(Aufgabe 1):
Welche Medien werden im Text über die Deutsche Welle namentlich genannt? Zähle alle auf.
(Aufgabe 2):
Schreibe den Text über die Deutsche Welle im Anschluss an seinen letzten Satz weiter.

(Textabschnitt):
- - -
Man hält es nicht für möglich

Die Deutsche Welle ist eine vom Staat finanzierte Sendeanstalt, die ihren Zuhörern und Zuschauern auf der ganzen Welt eine unabhängige Berichterstattung bieten soll. Der Sender bezieht seine Existenzberechtigung aus dem Selbstverständnis einer liberalen Gesellschaft. Er ist vor allem dort attraktiv, wo die Meinungsfreiheit und eine freie Presse unbekannt sind. So wenigstens die Theorie.

Ende November veröffentlichte die «Süddeutsche Zeitung» einen Artikel über die arabische Redaktion der Deutschen Welle, der einen Einblick in die politische Gedankenwelt einiger Mitarbeiter erlaubte. So ist der Holocaust für einen Redaktor ein «künstliches Produkt», und die Juden würden weiterhin «die Gehirne der Menschen durch Kunst, Medien und Musik» kontrollieren. Für einen Korrespondenten aus Beirut ist jeder ein Kollaborateur, der «mit den Israeli zu tun» hat. Rekruten in den Reihen der israelischen Armee seien «Verräter» und müssten «hingerichtet werden».

Eine Festangestellte sah sich in den Reihen des Islamischen Staates, wenn dieser «die Israeli aus dem Heiligen Land» rausschmeissen würde. Die Verfasser bemühten sich mit dem Hinweis auf falsche Kontexte zu entschuldigen, aber das überzeugte kaum jemanden. Die Meinungsfreiheit ist ein hohes Gut, aber nicht jede Meinung ist ein Argument für eine Tätigkeit bei der Deutschen Welle.

Deren Intendant, Peter Limburg, bemühte sich um Schadensbegrenzung, die aber schnell an ihre Grenzen geriet. Spätestens als weitere Medien wie «Vice» nachlegten, um auch den Partnersendern im arabischen Raum solche antisemitische Berichterstattung nachzuweisen. Die abenteuerlichste Wendung nahm dieser Fall, als ein Mitarbeiter der Deutschen Welle in der «FAZ» einen Artikel veröffentlichte, in dem er «Vice» vorwarf, selber mit arabischen Antisemiten zu kooperieren – als ob das an der Qualität der Vorwürfe irgendetwas ändern würde.
- - -
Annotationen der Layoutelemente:
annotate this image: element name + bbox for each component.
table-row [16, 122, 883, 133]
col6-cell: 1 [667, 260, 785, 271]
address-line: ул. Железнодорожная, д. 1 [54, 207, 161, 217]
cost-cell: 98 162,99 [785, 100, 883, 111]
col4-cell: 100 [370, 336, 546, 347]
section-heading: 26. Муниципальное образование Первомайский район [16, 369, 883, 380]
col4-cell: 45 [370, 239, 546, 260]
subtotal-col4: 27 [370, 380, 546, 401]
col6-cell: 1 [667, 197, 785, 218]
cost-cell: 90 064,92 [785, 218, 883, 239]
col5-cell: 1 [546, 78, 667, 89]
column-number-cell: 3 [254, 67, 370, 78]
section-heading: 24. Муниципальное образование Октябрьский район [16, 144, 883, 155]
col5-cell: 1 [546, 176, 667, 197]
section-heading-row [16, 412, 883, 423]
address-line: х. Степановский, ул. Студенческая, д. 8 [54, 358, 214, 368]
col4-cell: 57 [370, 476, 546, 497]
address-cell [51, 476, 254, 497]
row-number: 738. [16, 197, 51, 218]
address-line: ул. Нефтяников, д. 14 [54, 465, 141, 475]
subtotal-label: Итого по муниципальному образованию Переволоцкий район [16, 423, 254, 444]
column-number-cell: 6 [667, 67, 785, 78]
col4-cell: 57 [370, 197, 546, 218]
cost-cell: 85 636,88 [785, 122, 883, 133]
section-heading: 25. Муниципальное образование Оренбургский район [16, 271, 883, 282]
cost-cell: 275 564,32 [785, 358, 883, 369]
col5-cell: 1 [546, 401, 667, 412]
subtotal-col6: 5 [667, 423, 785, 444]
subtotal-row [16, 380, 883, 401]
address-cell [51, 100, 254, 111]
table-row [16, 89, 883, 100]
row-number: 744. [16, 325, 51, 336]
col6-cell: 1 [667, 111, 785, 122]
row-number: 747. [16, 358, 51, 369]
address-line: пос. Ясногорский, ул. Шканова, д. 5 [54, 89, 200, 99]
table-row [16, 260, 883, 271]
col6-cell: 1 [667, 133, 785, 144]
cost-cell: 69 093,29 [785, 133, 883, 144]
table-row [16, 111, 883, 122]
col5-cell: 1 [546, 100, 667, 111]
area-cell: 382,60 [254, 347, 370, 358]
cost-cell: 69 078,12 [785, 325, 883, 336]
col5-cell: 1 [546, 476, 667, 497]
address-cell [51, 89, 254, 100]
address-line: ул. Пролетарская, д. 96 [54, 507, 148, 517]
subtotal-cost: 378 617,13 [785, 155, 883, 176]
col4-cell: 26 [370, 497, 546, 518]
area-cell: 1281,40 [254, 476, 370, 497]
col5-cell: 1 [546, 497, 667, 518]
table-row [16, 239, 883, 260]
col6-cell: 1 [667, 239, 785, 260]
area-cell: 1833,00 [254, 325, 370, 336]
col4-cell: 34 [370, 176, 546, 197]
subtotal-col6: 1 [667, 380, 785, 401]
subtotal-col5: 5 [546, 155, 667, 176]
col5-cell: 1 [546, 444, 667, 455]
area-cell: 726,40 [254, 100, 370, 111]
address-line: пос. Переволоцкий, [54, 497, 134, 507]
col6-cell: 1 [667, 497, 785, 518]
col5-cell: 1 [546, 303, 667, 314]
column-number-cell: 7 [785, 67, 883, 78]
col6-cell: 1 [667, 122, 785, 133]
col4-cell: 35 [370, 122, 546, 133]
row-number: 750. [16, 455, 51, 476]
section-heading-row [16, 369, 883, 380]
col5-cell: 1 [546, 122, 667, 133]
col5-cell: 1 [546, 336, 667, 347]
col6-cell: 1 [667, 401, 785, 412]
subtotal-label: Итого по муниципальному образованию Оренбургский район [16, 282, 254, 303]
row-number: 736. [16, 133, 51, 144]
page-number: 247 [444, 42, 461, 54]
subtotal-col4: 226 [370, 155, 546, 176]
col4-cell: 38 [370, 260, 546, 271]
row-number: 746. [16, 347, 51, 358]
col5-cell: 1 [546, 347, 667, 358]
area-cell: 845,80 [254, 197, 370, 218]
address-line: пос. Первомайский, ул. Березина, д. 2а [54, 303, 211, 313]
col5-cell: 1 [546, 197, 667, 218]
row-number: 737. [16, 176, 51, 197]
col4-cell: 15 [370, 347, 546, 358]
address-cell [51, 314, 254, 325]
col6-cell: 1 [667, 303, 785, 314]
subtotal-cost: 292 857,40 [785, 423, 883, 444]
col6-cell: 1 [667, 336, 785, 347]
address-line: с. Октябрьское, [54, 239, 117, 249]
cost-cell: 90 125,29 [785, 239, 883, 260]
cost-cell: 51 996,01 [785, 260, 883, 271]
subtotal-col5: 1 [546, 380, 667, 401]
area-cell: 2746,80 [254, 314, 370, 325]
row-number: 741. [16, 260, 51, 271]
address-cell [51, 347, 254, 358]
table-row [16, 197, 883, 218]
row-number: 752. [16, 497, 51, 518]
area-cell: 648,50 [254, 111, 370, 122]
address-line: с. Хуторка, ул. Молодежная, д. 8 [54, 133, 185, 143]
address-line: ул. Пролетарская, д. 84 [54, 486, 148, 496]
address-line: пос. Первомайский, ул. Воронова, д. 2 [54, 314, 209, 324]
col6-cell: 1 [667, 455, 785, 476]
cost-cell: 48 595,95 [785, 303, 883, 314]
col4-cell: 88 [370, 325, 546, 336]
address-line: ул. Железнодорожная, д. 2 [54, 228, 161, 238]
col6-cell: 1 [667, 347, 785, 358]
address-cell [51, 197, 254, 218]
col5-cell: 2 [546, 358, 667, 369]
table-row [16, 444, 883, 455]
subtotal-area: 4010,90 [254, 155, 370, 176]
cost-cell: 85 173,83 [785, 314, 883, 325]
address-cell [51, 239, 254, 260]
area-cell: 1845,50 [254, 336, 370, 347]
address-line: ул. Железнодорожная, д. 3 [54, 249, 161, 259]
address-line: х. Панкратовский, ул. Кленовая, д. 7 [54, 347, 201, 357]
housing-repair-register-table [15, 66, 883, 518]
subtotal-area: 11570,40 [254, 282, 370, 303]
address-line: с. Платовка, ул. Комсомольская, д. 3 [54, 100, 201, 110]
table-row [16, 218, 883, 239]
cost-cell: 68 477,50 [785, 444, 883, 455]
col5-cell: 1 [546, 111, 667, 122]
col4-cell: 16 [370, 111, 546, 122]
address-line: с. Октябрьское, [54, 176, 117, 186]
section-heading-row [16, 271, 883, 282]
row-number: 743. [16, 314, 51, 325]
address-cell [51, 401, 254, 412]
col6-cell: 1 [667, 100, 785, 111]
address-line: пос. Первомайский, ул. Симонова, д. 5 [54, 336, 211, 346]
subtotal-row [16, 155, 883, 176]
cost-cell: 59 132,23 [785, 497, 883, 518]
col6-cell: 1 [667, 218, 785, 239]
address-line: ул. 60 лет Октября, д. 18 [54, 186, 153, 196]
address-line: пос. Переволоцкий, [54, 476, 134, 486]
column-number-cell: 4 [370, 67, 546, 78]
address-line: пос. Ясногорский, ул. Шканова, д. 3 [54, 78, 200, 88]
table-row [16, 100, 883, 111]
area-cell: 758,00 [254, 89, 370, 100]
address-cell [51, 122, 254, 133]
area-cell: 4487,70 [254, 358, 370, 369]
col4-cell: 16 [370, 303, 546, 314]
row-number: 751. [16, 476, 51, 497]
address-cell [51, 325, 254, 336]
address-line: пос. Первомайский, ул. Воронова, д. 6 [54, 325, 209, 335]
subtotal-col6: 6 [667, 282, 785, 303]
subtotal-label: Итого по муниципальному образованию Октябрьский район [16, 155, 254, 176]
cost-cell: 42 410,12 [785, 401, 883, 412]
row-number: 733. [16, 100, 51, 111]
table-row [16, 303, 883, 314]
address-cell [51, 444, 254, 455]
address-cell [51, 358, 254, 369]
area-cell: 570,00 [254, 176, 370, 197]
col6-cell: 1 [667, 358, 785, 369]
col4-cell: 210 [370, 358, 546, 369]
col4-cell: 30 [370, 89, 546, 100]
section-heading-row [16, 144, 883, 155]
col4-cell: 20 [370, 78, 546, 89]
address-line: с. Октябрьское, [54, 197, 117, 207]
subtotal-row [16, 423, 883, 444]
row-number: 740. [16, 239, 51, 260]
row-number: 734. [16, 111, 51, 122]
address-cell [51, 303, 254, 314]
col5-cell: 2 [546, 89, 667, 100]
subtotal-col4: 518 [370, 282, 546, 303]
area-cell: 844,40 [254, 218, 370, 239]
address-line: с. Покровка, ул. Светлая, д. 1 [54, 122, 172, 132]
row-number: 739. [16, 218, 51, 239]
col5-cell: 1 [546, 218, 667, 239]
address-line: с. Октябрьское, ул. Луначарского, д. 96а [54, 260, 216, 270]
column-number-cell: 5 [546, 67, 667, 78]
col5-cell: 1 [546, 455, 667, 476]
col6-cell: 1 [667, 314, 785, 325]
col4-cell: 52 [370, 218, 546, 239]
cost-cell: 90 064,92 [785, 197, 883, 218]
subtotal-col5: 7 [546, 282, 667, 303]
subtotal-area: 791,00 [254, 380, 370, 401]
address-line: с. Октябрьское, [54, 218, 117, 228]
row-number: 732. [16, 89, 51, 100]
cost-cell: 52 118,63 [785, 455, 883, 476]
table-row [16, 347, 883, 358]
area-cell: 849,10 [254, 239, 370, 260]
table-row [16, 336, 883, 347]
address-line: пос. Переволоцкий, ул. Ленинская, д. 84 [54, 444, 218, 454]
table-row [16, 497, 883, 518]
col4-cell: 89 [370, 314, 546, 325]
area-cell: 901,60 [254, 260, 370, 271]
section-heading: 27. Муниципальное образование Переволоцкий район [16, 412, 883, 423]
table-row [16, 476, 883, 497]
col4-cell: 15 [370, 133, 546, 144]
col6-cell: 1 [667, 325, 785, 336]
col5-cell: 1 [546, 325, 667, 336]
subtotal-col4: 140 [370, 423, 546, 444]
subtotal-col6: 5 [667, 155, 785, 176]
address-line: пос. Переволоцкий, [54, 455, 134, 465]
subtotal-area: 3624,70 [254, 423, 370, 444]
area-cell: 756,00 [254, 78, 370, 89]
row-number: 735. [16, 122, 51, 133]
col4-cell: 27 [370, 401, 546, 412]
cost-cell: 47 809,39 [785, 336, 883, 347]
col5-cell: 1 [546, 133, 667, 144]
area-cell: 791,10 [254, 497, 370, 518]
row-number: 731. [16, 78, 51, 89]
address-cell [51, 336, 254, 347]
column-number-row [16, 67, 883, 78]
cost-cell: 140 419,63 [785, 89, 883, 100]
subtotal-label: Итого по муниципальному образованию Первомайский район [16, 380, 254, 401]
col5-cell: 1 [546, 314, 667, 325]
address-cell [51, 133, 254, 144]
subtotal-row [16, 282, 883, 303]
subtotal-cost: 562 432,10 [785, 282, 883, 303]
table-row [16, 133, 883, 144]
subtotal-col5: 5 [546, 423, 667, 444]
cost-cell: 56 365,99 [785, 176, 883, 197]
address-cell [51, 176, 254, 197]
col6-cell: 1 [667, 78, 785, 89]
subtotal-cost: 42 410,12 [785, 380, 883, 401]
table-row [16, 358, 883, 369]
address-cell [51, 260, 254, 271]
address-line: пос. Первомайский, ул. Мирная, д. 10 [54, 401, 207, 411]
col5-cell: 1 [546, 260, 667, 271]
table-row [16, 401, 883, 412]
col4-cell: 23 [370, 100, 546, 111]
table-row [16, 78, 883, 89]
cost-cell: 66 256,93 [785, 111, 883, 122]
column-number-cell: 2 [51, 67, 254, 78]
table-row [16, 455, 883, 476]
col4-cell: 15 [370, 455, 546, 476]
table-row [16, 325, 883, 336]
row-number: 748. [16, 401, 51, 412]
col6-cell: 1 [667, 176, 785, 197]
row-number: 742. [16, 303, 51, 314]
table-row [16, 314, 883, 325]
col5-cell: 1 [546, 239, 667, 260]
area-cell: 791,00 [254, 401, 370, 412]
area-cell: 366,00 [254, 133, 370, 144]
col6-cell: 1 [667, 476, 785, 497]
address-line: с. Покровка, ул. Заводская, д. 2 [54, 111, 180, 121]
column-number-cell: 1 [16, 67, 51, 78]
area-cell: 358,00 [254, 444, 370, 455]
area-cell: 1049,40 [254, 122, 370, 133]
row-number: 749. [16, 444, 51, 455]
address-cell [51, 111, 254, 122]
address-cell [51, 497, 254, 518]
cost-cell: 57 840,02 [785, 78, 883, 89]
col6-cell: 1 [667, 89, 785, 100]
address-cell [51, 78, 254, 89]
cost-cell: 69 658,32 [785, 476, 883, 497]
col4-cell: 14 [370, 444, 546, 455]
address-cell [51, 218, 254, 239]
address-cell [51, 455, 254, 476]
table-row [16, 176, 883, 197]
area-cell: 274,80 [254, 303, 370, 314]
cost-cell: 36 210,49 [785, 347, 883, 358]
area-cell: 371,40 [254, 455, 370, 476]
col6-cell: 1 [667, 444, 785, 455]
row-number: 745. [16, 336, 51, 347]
- - -
(Ergebnis 1):
Deutsche Welle, «Süddeutsche Zeitung», «Vice», «FAZ»

(Ergebnis 2):
Der Rundfunkrats-Ausschuss der Deutschen Welle teilte mit, dass es «bisher keine Anhaltspunkte für gravierende Fehler einzelner Vertriebsmitarbeiter und für eklatante organisatorische Fehler» im Sender gebe. Er wandte sich gegen «einen Generalverdacht gegen Mitarbeiterinnen und Mitarbeiter». Mittlerweile wurde eine Untersuchungskommission mit der früheren Bundesjustizministerin Sabine Leutheusser-Schnarrenberger und dem Psychologen Ahmad Mansour beauftragt, die Vorgänge zu untersuchen.

Nun ist die Feindschaft gegenüber Israel in der muslimischen Welt eines der wenigen Themen, wo die Meinungsfreiheit keine Grenzen kennt. Dazu gehört das gesamte Repertoire aus dem Arsenal des historischen und des modernen Antisemitismus. Insofern repräsentierten die früheren Mitarbeiter der Deutschen Welle die in ihren Heimatländern vorherrschende öffentliche Meinung .

In Iran wird von der politischen Führung sogar der Holocaust geleugnet und gleichzeitig die Vernichtung des Staates Israel gepredigt.* Das alles ist seit Jahrzehnten bekannt, lediglich nach dem Osloer Abkommen von 1993 zwischen der PLO und Israel gab es einen kurzen Moment der Hoffnung, das könnte sich ändern. Deshalb sind auch nicht die arabischen Mitarbeiter der Deutschen Welle das Problem, wenn es auch erstaunt, wie lange deren Haltung in Deutschland nicht aufgefallen sein soll.

Es gibt nämlich einen guten Grund für einen Generalverdacht, der den Umgang mit Israel betrifft. Die Deutsche Welle ist nur die Spitze eines Eisberges**, der manchmal auf der Wasseroberfläche seine deutschen Wellen schlägt. Das zeigte 2017 der Umgang von Arte und des WDR mit der Dokumentation «Auserwählt und ausgegrenzt – Der Hass auf Juden in Europa». Damals wollten die beiden Sender den Film zunächst nicht ausstrahlen, weil man sich daran störte, dass dieser die Kooperation von NGO mit antiisraelischen und antisemitischen Gruppen thematisierte.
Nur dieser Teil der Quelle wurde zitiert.